(Collected data entries)
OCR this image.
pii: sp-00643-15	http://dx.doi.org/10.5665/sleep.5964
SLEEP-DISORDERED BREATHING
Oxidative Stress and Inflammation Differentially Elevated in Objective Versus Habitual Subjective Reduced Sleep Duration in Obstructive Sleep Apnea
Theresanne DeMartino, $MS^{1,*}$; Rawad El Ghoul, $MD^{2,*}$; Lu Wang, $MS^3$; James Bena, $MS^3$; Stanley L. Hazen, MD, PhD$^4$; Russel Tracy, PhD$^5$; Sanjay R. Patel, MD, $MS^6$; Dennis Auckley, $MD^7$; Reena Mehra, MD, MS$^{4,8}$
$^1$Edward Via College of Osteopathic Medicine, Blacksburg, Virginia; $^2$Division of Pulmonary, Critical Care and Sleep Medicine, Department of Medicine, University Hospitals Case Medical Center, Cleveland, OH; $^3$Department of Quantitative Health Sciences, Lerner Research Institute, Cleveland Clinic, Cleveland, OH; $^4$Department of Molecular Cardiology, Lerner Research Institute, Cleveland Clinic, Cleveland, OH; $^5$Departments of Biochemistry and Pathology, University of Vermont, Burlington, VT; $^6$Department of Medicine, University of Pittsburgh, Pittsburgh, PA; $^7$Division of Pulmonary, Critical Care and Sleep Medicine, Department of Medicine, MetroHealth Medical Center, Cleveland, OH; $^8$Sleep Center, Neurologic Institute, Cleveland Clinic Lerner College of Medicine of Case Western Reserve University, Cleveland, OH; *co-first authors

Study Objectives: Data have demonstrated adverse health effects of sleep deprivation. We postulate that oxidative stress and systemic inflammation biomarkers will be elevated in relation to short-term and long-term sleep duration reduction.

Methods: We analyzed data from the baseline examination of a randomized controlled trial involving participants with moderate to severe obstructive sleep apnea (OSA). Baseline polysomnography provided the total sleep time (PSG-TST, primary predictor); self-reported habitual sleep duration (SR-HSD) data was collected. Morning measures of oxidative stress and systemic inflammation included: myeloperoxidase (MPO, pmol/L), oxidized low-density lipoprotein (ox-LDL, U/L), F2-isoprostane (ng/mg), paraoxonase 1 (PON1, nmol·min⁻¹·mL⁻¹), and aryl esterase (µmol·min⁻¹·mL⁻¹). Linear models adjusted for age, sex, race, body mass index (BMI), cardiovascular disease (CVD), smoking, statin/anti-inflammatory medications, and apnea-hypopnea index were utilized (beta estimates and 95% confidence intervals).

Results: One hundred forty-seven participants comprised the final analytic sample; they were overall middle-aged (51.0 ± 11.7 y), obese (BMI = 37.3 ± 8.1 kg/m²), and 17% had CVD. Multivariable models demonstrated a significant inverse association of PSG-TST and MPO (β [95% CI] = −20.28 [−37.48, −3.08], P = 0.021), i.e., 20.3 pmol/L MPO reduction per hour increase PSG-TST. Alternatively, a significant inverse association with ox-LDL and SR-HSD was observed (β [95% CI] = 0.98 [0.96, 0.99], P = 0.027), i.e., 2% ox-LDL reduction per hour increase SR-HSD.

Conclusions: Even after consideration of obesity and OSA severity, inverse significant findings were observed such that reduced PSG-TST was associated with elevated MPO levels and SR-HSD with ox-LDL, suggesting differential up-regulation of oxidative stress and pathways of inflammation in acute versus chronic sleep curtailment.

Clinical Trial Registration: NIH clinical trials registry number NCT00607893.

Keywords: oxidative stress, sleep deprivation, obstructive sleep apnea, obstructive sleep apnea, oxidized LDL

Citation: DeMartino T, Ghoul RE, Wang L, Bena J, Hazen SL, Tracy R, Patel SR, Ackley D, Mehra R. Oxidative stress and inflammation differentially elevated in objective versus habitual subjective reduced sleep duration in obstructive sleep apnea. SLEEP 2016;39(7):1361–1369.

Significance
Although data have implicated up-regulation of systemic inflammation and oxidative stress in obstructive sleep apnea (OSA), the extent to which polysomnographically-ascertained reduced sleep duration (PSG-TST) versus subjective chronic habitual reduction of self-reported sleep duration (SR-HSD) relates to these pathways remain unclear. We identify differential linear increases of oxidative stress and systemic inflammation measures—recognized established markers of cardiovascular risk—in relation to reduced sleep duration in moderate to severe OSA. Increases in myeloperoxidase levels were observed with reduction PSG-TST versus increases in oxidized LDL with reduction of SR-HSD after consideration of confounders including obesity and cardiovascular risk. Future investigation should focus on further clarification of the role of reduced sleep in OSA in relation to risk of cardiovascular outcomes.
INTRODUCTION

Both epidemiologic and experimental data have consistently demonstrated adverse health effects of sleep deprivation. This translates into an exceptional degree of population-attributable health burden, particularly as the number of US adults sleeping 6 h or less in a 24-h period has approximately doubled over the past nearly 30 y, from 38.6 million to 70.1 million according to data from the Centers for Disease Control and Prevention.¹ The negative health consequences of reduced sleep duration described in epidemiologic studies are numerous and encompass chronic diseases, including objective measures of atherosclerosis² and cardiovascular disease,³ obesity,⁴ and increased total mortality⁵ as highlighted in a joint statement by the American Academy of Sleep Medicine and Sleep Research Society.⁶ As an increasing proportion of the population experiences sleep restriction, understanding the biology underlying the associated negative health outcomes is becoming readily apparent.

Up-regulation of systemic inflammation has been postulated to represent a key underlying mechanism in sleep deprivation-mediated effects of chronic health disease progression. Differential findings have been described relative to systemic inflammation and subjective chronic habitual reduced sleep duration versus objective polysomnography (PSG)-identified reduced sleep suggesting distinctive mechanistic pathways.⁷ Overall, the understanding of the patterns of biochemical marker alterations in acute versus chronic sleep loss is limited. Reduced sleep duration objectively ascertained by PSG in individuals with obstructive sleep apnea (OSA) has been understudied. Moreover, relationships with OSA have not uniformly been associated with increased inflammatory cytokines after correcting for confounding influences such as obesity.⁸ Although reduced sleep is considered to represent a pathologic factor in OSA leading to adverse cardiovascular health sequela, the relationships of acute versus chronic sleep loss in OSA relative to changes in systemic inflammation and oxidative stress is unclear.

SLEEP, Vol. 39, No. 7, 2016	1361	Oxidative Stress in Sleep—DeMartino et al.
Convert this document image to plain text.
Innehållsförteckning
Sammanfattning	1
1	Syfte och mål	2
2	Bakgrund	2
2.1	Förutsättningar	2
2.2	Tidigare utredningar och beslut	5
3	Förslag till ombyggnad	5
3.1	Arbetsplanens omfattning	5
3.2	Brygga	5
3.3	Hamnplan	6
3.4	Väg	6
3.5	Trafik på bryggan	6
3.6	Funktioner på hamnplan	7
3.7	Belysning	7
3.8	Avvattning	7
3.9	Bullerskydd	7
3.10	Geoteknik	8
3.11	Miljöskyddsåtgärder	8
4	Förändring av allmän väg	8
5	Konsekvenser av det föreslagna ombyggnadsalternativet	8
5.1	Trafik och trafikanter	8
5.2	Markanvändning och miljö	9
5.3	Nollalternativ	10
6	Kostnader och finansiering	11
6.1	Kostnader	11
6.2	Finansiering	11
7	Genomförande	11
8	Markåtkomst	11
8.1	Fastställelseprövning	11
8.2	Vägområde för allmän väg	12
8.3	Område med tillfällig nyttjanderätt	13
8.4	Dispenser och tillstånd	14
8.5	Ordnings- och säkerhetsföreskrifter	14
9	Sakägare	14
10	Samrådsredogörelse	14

_Task statement:_ Repeat what the records above say. Use their exact words.

_Your response:_
OCR this image.
pii: sp-00643-15	http://dx.doi.org/10.5665/sleep.5964
SLEEP-DISORDERED BREATHING
Oxidative Stress and Inflammation Differentially Elevated in Objective Versus Habitual Subjective Reduced Sleep Duration in Obstructive Sleep Apnea
Theresanne DeMartino, $MS^{1,*}$; Rawad El Ghoul, $MD^{2,*}$; Lu Wang, $MS^3$; James Bena, $MS^3$; Stanley L. Hazen, MD, PhD$^4$; Russel Tracy, PhD$^5$; Sanjay R. Patel, MD, $MS^6$; Dennis Auckley, $MD^7$; Reena Mehra, MD, MS$^{4,8}$
$^1$Edward Via College of Osteopathic Medicine, Blacksburg, Virginia; $^2$Division of Pulmonary, Critical Care and Sleep Medicine, Department of Medicine, University Hospitals Case Medical Center, Cleveland, OH; $^3$Department of Quantitative Health Sciences, Lerner Research Institute, Cleveland Clinic, Cleveland, OH; $^4$Department of Molecular Cardiology, Lerner Research Institute, Cleveland Clinic, Cleveland, OH; $^5$Departments of Biochemistry and Pathology, University of Vermont, Burlington, VT; $^6$Department of Medicine, University of Pittsburgh, Pittsburgh, PA; $^7$Division of Pulmonary, Critical Care and Sleep Medicine, Department of Medicine, MetroHealth Medical Center, Cleveland, OH; $^8$Sleep Center, Neurologic Institute, Cleveland Clinic Lerner College of Medicine of Case Western Reserve University, Cleveland, OH; *co-first authors

Study Objectives: Data have demonstrated adverse health effects of sleep deprivation. We postulate that oxidative stress and systemic inflammation biomarkers will be elevated in relation to short-term and long-term sleep duration reduction.

Methods: We analyzed data from the baseline examination of a randomized controlled trial involving participants with moderate to severe obstructive sleep apnea (OSA). Baseline polysomnography provided the total sleep time (PSG-TST, primary predictor); self-reported habitual sleep duration (SR-HSD) data was collected. Morning measures of oxidative stress and systemic inflammation included: myeloperoxidase (MPO, pmol/L), oxidized low-density lipoprotein (ox-LDL, U/L), F2-isoprostane (ng/mg), paraoxonase 1 (PON1, nmol·min⁻¹·mL⁻¹), and aryl esterase (µmol·min⁻¹·mL⁻¹). Linear models adjusted for age, sex, race, body mass index (BMI), cardiovascular disease (CVD), smoking, statin/anti-inflammatory medications, and apnea-hypopnea index were utilized (beta estimates and 95% confidence intervals).

Results: One hundred forty-seven participants comprised the final analytic sample; they were overall middle-aged (51.0 ± 11.7 y), obese (BMI = 37.3 ± 8.1 kg/m²), and 17% had CVD. Multivariable models demonstrated a significant inverse association of PSG-TST and MPO (β [95% CI] = −20.28 [−37.48, −3.08], P = 0.021), i.e., 20.3 pmol/L MPO reduction per hour increase PSG-TST. Alternatively, a significant inverse association with ox-LDL and SR-HSD was observed (β [95% CI] = 0.98 [0.96, 0.99], P = 0.027), i.e., 2% ox-LDL reduction per hour increase SR-HSD.

Conclusions: Even after consideration of obesity and OSA severity, inverse significant findings were observed such that reduced PSG-TST was associated with elevated MPO levels and SR-HSD with ox-LDL, suggesting differential up-regulation of oxidative stress and pathways of inflammation in acute versus chronic sleep curtailment.

Clinical Trial Registration: NIH clinical trials registry number NCT00607893.

Keywords: oxidative stress, sleep deprivation, obstructive sleep apnea, obstructive sleep apnea, oxidized LDL

Citation: DeMartino T, Ghoul RE, Wang L, Bena J, Hazen SL, Tracy R, Patel SR, Ackley D, Mehra R. Oxidative stress and inflammation differentially elevated in objective versus habitual subjective reduced sleep duration in obstructive sleep apnea. SLEEP 2016;39(7):1361–1369.

Significance
Although data have implicated up-regulation of systemic inflammation and oxidative stress in obstructive sleep apnea (OSA), the extent to which polysomnographically-ascertained reduced sleep duration (PSG-TST) versus subjective chronic habitual reduction of self-reported sleep duration (SR-HSD) relates to these pathways remain unclear. We identify differential linear increases of oxidative stress and systemic inflammation measures—recognized established markers of cardiovascular risk—in relation to reduced sleep duration in moderate to severe OSA. Increases in myeloperoxidase levels were observed with reduction PSG-TST versus increases in oxidized LDL with reduction of SR-HSD after consideration of confounders including obesity and cardiovascular risk. Future investigation should focus on further clarification of the role of reduced sleep in OSA in relation to risk of cardiovascular outcomes.
INTRODUCTION

Both epidemiologic and experimental data have consistently demonstrated adverse health effects of sleep deprivation. This translates into an exceptional degree of population-attributable health burden, particularly as the number of US adults sleeping 6 h or less in a 24-h period has approximately doubled over the past nearly 30 y, from 38.6 million to 70.1 million according to data from the Centers for Disease Control and Prevention.¹ The negative health consequences of reduced sleep duration described in epidemiologic studies are numerous and encompass chronic diseases, including objective measures of atherosclerosis² and cardiovascular disease,³ obesity,⁴ and increased total mortality⁵ as highlighted in a joint statement by the American Academy of Sleep Medicine and Sleep Research Society.⁶ As an increasing proportion of the population experiences sleep restriction, understanding the biology underlying the associated negative health outcomes is becoming readily apparent.

Up-regulation of systemic inflammation has been postulated to represent a key underlying mechanism in sleep deprivation-mediated effects of chronic health disease progression. Differential findings have been described relative to systemic inflammation and subjective chronic habitual reduced sleep duration versus objective polysomnography (PSG)-identified reduced sleep suggesting distinctive mechanistic pathways.⁷ Overall, the understanding of the patterns of biochemical marker alterations in acute versus chronic sleep loss is limited. Reduced sleep duration objectively ascertained by PSG in individuals with obstructive sleep apnea (OSA) has been understudied. Moreover, relationships with OSA have not uniformly been associated with increased inflammatory cytokines after correcting for confounding influences such as obesity.⁸ Although reduced sleep is considered to represent a pathologic factor in OSA leading to adverse cardiovascular health sequela, the relationships of acute versus chronic sleep loss in OSA relative to changes in systemic inflammation and oxidative stress is unclear.

SLEEP, Vol. 39, No. 7, 2016	1361	Oxidative Stress in Sleep—DeMartino et al.
Convert this document image to plain text.
Innehållsförteckning
Sammanfattning	1
1	Syfte och mål	2
2	Bakgrund	2
2.1	Förutsättningar	2
2.2	Tidigare utredningar och beslut	5
3	Förslag till ombyggnad	5
3.1	Arbetsplanens omfattning	5
3.2	Brygga	5
3.3	Hamnplan	6
3.4	Väg	6
3.5	Trafik på bryggan	6
3.6	Funktioner på hamnplan	7
3.7	Belysning	7
3.8	Avvattning	7
3.9	Bullerskydd	7
3.10	Geoteknik	8
3.11	Miljöskyddsåtgärder	8
4	Förändring av allmän väg	8
5	Konsekvenser av det föreslagna ombyggnadsalternativet	8
5.1	Trafik och trafikanter	8
5.2	Markanvändning och miljö	9
5.3	Nollalternativ	10
6	Kostnader och finansiering	11
6.1	Kostnader	11
6.2	Finansiering	11
7	Genomförande	11
8	Markåtkomst	11
8.1	Fastställelseprövning	11
8.2	Vägområde för allmän väg	12
8.3	Område med tillfällig nyttjanderätt	13
8.4	Dispenser och tillstånd	14
8.5	Ordnings- och säkerhetsföreskrifter	14
9	Sakägare	14
10	Samrådsredogörelse	14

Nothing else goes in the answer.